Figure content listings:
BEGIN

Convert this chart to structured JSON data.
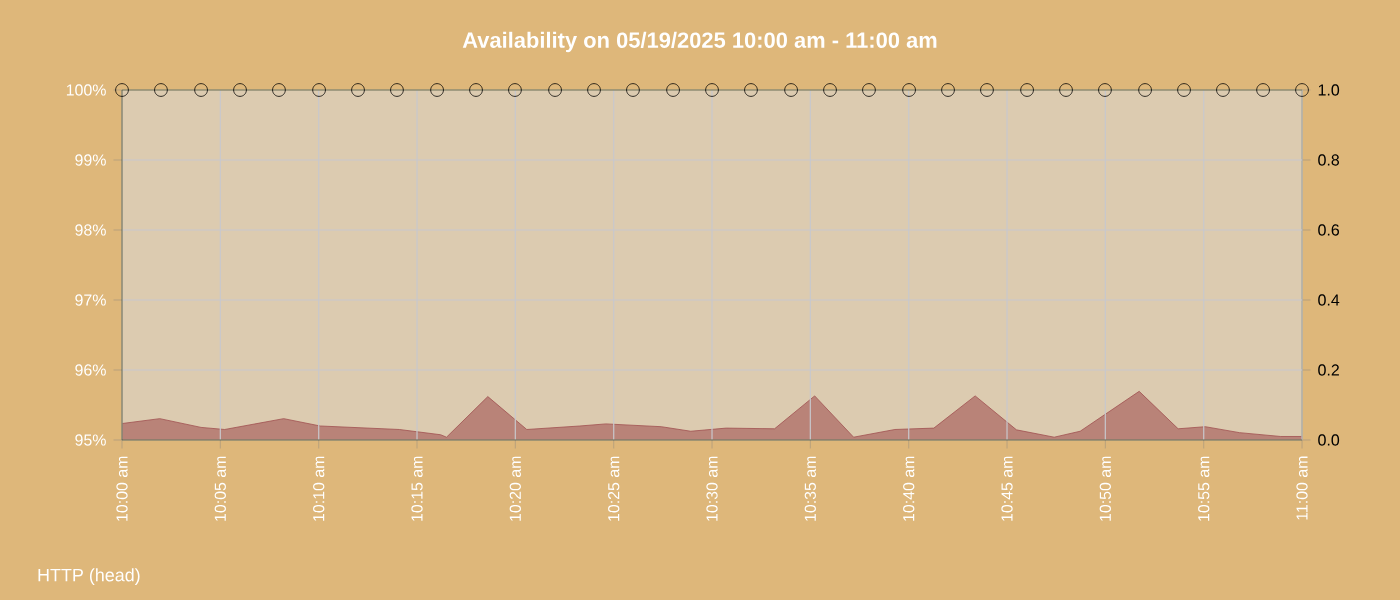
{
  "chart_data": {
    "type": "line",
    "title": "Availability on 05/19/2025 10:00 am - 11:00 am",
    "annotations": [
      "HTTP (head)"
    ],
    "xlim": [
      10,
      11
    ],
    "xticks": [
      {
        "value": 10,
        "label": "10:00 am"
      },
      {
        "value": 10.0833,
        "label": "10:05 am"
      },
      {
        "value": 10.1667,
        "label": "10:10 am"
      },
      {
        "value": 10.25,
        "label": "10:15 am"
      },
      {
        "value": 10.3333,
        "label": "10:20 am"
      },
      {
        "value": 10.4167,
        "label": "10:25 am"
      },
      {
        "value": 10.5,
        "label": "10:30 am"
      },
      {
        "value": 10.5833,
        "label": "10:35 am"
      },
      {
        "value": 10.6667,
        "label": "10:40 am"
      },
      {
        "value": 10.75,
        "label": "10:45 am"
      },
      {
        "value": 10.8333,
        "label": "10:50 am"
      },
      {
        "value": 10.9167,
        "label": "10:55 am"
      },
      {
        "value": 11,
        "label": "11:00 am"
      }
    ],
    "ylim": [
      95,
      100
    ],
    "yticks": [
      {
        "value": 95,
        "label": "95%"
      },
      {
        "value": 96,
        "label": "96%"
      },
      {
        "value": 97,
        "label": "97%"
      },
      {
        "value": 98,
        "label": "98%"
      },
      {
        "value": 99,
        "label": "99%"
      },
      {
        "value": 100,
        "label": "100%"
      }
    ],
    "y2lim": [
      0,
      1
    ],
    "y2ticks": [
      {
        "value": 0,
        "label": "0.0"
      },
      {
        "value": 0.2,
        "label": "0.2"
      },
      {
        "value": 0.4,
        "label": "0.4"
      },
      {
        "value": 0.6,
        "label": "0.6"
      },
      {
        "value": 0.8,
        "label": "0.8"
      },
      {
        "value": 1,
        "label": "1.0"
      }
    ],
    "grid": true,
    "series": [
      {
        "type": "area",
        "axis": "y2",
        "color": "#b98378",
        "marker": "none",
        "x": [
          10.0,
          10.032,
          10.067,
          10.087,
          10.137,
          10.168,
          10.235,
          10.27,
          10.275,
          10.31,
          10.343,
          10.388,
          10.41,
          10.457,
          10.482,
          10.512,
          10.553,
          10.587,
          10.62,
          10.655,
          10.688,
          10.723,
          10.758,
          10.79,
          10.812,
          10.862,
          10.895,
          10.918,
          10.947,
          10.982,
          11.0
        ],
        "values": [
          0.047,
          0.061,
          0.036,
          0.03,
          0.061,
          0.04,
          0.03,
          0.015,
          0.008,
          0.124,
          0.03,
          0.04,
          0.046,
          0.038,
          0.025,
          0.034,
          0.032,
          0.126,
          0.008,
          0.03,
          0.034,
          0.126,
          0.029,
          0.008,
          0.025,
          0.139,
          0.032,
          0.038,
          0.021,
          0.01,
          0.01
        ]
      },
      {
        "axis": "y",
        "color": "#5a5a2a",
        "marker": "circle",
        "line_style": "solid",
        "x": [
          10,
          10.033,
          10.067,
          10.1,
          10.133,
          10.167,
          10.2,
          10.233,
          10.267,
          10.3,
          10.333,
          10.367,
          10.4,
          10.433,
          10.467,
          10.5,
          10.533,
          10.567,
          10.6,
          10.633,
          10.667,
          10.7,
          10.733,
          10.767,
          10.8,
          10.833,
          10.867,
          10.9,
          10.933,
          10.967,
          11
        ],
        "values": [
          100,
          100,
          100,
          100,
          100,
          100,
          100,
          100,
          100,
          100,
          100,
          100,
          100,
          100,
          100,
          100,
          100,
          100,
          100,
          100,
          100,
          100,
          100,
          100,
          100,
          100,
          100,
          100,
          100,
          100,
          100
        ]
      }
    ]
  }
}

END

**Written problem**
Transcribe every entry word for word, but skip the pictures.

**Answer below**
Convert this chart to structured JSON data.
{
  "chart_data": {
    "type": "line",
    "title": "Availability on 05/19/2025 10:00 am - 11:00 am",
    "annotations": [
      "HTTP (head)"
    ],
    "xlim": [
      10,
      11
    ],
    "xticks": [
      {
        "value": 10,
        "label": "10:00 am"
      },
      {
        "value": 10.0833,
        "label": "10:05 am"
      },
      {
        "value": 10.1667,
        "label": "10:10 am"
      },
      {
        "value": 10.25,
        "label": "10:15 am"
      },
      {
        "value": 10.3333,
        "label": "10:20 am"
      },
      {
        "value": 10.4167,
        "label": "10:25 am"
      },
      {
        "value": 10.5,
        "label": "10:30 am"
      },
      {
        "value": 10.5833,
        "label": "10:35 am"
      },
      {
        "value": 10.6667,
        "label": "10:40 am"
      },
      {
        "value": 10.75,
        "label": "10:45 am"
      },
      {
        "value": 10.8333,
        "label": "10:50 am"
      },
      {
        "value": 10.9167,
        "label": "10:55 am"
      },
      {
        "value": 11,
        "label": "11:00 am"
      }
    ],
    "ylim": [
      95,
      100
    ],
    "yticks": [
      {
        "value": 95,
        "label": "95%"
      },
      {
        "value": 96,
        "label": "96%"
      },
      {
        "value": 97,
        "label": "97%"
      },
      {
        "value": 98,
        "label": "98%"
      },
      {
        "value": 99,
        "label": "99%"
      },
      {
        "value": 100,
        "label": "100%"
      }
    ],
    "y2lim": [
      0,
      1
    ],
    "y2ticks": [
      {
        "value": 0,
        "label": "0.0"
      },
      {
        "value": 0.2,
        "label": "0.2"
      },
      {
        "value": 0.4,
        "label": "0.4"
      },
      {
        "value": 0.6,
        "label": "0.6"
      },
      {
        "value": 0.8,
        "label": "0.8"
      },
      {
        "value": 1,
        "label": "1.0"
      }
    ],
    "grid": true,
    "series": [
      {
        "type": "area",
        "axis": "y2",
        "color": "#b98378",
        "marker": "none",
        "x": [
          10.0,
          10.032,
          10.067,
          10.087,
          10.137,
          10.168,
          10.235,
          10.27,
          10.275,
          10.31,
          10.343,
          10.388,
          10.41,
          10.457,
          10.482,
          10.512,
          10.553,
          10.587,
          10.62,
          10.655,
          10.688,
          10.723,
          10.758,
          10.79,
          10.812,
          10.862,
          10.895,
          10.918,
          10.947,
          10.982,
          11.0
        ],
        "values": [
          0.047,
          0.061,
          0.036,
          0.03,
          0.061,
          0.04,
          0.03,
          0.015,
          0.008,
          0.124,
          0.03,
          0.04,
          0.046,
          0.038,
          0.025,
          0.034,
          0.032,
          0.126,
          0.008,
          0.03,
          0.034,
          0.126,
          0.029,
          0.008,
          0.025,
          0.139,
          0.032,
          0.038,
          0.021,
          0.01,
          0.01
        ]
      },
      {
        "axis": "y",
        "color": "#5a5a2a",
        "marker": "circle",
        "line_style": "solid",
        "x": [
          10,
          10.033,
          10.067,
          10.1,
          10.133,
          10.167,
          10.2,
          10.233,
          10.267,
          10.3,
          10.333,
          10.367,
          10.4,
          10.433,
          10.467,
          10.5,
          10.533,
          10.567,
          10.6,
          10.633,
          10.667,
          10.7,
          10.733,
          10.767,
          10.8,
          10.833,
          10.867,
          10.9,
          10.933,
          10.967,
          11
        ],
        "values": [
          100,
          100,
          100,
          100,
          100,
          100,
          100,
          100,
          100,
          100,
          100,
          100,
          100,
          100,
          100,
          100,
          100,
          100,
          100,
          100,
          100,
          100,
          100,
          100,
          100,
          100,
          100,
          100,
          100,
          100,
          100
        ]
      }
    ]
  }
}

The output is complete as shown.